DIRECTIONS FOR THIS TASK
Reproduce all of the data that follows, character for character.

Collection entries
== == ==
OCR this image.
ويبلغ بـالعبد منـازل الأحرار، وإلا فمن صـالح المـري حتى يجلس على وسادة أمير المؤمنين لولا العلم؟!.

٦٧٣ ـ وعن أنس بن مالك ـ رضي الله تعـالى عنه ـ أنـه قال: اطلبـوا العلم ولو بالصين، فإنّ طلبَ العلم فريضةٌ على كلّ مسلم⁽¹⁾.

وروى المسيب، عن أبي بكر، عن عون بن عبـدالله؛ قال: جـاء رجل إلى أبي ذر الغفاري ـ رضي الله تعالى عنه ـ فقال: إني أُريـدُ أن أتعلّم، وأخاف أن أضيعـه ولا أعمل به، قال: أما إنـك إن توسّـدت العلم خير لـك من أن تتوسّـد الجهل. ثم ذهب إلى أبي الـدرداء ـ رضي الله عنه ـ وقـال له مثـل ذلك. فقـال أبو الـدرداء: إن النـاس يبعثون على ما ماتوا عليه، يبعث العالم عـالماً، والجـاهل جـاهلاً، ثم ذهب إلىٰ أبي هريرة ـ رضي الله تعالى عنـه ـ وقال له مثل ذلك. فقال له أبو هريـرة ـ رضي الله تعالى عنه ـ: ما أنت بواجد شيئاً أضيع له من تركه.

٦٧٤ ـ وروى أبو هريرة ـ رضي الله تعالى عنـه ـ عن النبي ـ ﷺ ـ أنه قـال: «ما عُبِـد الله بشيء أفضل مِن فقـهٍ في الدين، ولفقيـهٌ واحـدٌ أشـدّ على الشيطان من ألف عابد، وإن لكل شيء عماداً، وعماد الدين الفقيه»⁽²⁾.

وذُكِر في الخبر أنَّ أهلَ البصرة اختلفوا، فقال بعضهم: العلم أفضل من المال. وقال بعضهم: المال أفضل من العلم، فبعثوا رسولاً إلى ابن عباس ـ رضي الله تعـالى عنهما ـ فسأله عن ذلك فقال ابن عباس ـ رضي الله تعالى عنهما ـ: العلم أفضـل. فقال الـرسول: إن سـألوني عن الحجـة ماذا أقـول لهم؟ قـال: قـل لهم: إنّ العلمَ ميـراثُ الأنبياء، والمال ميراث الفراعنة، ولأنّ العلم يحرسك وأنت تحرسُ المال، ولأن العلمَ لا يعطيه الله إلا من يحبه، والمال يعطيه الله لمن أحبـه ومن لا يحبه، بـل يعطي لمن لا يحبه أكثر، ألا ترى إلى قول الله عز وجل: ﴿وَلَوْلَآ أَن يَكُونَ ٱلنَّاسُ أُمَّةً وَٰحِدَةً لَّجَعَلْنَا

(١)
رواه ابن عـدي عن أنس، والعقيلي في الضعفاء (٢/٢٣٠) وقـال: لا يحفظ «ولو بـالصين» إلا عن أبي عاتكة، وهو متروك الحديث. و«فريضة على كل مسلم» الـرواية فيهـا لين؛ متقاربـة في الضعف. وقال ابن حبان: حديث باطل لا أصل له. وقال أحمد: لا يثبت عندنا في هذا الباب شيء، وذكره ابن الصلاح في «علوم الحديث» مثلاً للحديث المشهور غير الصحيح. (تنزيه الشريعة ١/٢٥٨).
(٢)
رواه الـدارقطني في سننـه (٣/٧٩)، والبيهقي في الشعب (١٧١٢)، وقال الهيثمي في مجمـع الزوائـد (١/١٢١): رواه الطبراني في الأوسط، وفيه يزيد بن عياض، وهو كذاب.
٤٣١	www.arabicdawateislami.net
== == ==
CORRECT RESULT
OCR this image.
ويبلغ بـالعبد منـازل الأحرار، وإلا فمن صـالح المـري حتى يجلس على وسادة أمير المؤمنين لولا العلم؟!.

٦٧٣ ـ وعن أنس بن مالك ـ رضي الله تعـالى عنه ـ أنـه قال: اطلبـوا العلم ولو بالصين، فإنّ طلبَ العلم فريضةٌ على كلّ مسلم⁽¹⁾.

وروى المسيب، عن أبي بكر، عن عون بن عبـدالله؛ قال: جـاء رجل إلى أبي ذر الغفاري ـ رضي الله تعالى عنه ـ فقال: إني أُريـدُ أن أتعلّم، وأخاف أن أضيعـه ولا أعمل به، قال: أما إنـك إن توسّـدت العلم خير لـك من أن تتوسّـد الجهل. ثم ذهب إلى أبي الـدرداء ـ رضي الله عنه ـ وقـال له مثـل ذلك. فقـال أبو الـدرداء: إن النـاس يبعثون على ما ماتوا عليه، يبعث العالم عـالماً، والجـاهل جـاهلاً، ثم ذهب إلىٰ أبي هريرة ـ رضي الله تعالى عنـه ـ وقال له مثل ذلك. فقال له أبو هريـرة ـ رضي الله تعالى عنه ـ: ما أنت بواجد شيئاً أضيع له من تركه.

٦٧٤ ـ وروى أبو هريرة ـ رضي الله تعالى عنـه ـ عن النبي ـ ﷺ ـ أنه قـال: «ما عُبِـد الله بشيء أفضل مِن فقـهٍ في الدين، ولفقيـهٌ واحـدٌ أشـدّ على الشيطان من ألف عابد، وإن لكل شيء عماداً، وعماد الدين الفقيه»⁽²⁾.

وذُكِر في الخبر أنَّ أهلَ البصرة اختلفوا، فقال بعضهم: العلم أفضل من المال. وقال بعضهم: المال أفضل من العلم، فبعثوا رسولاً إلى ابن عباس ـ رضي الله تعـالى عنهما ـ فسأله عن ذلك فقال ابن عباس ـ رضي الله تعالى عنهما ـ: العلم أفضـل. فقال الـرسول: إن سـألوني عن الحجـة ماذا أقـول لهم؟ قـال: قـل لهم: إنّ العلمَ ميـراثُ الأنبياء، والمال ميراث الفراعنة، ولأنّ العلم يحرسك وأنت تحرسُ المال، ولأن العلمَ لا يعطيه الله إلا من يحبه، والمال يعطيه الله لمن أحبـه ومن لا يحبه، بـل يعطي لمن لا يحبه أكثر، ألا ترى إلى قول الله عز وجل: ﴿وَلَوْلَآ أَن يَكُونَ ٱلنَّاسُ أُمَّةً وَٰحِدَةً لَّجَعَلْنَا

(١)
رواه ابن عـدي عن أنس، والعقيلي في الضعفاء (٢/٢٣٠) وقـال: لا يحفظ «ولو بـالصين» إلا عن أبي عاتكة، وهو متروك الحديث. و«فريضة على كل مسلم» الـرواية فيهـا لين؛ متقاربـة في الضعف. وقال ابن حبان: حديث باطل لا أصل له. وقال أحمد: لا يثبت عندنا في هذا الباب شيء، وذكره ابن الصلاح في «علوم الحديث» مثلاً للحديث المشهور غير الصحيح. (تنزيه الشريعة ١/٢٥٨).
(٢)
رواه الـدارقطني في سننـه (٣/٧٩)، والبيهقي في الشعب (١٧١٢)، وقال الهيثمي في مجمـع الزوائـد (١/١٢١): رواه الطبراني في الأوسط، وفيه يزيد بن عياض، وهو كذاب.
٤٣١	www.arabicdawateislami.net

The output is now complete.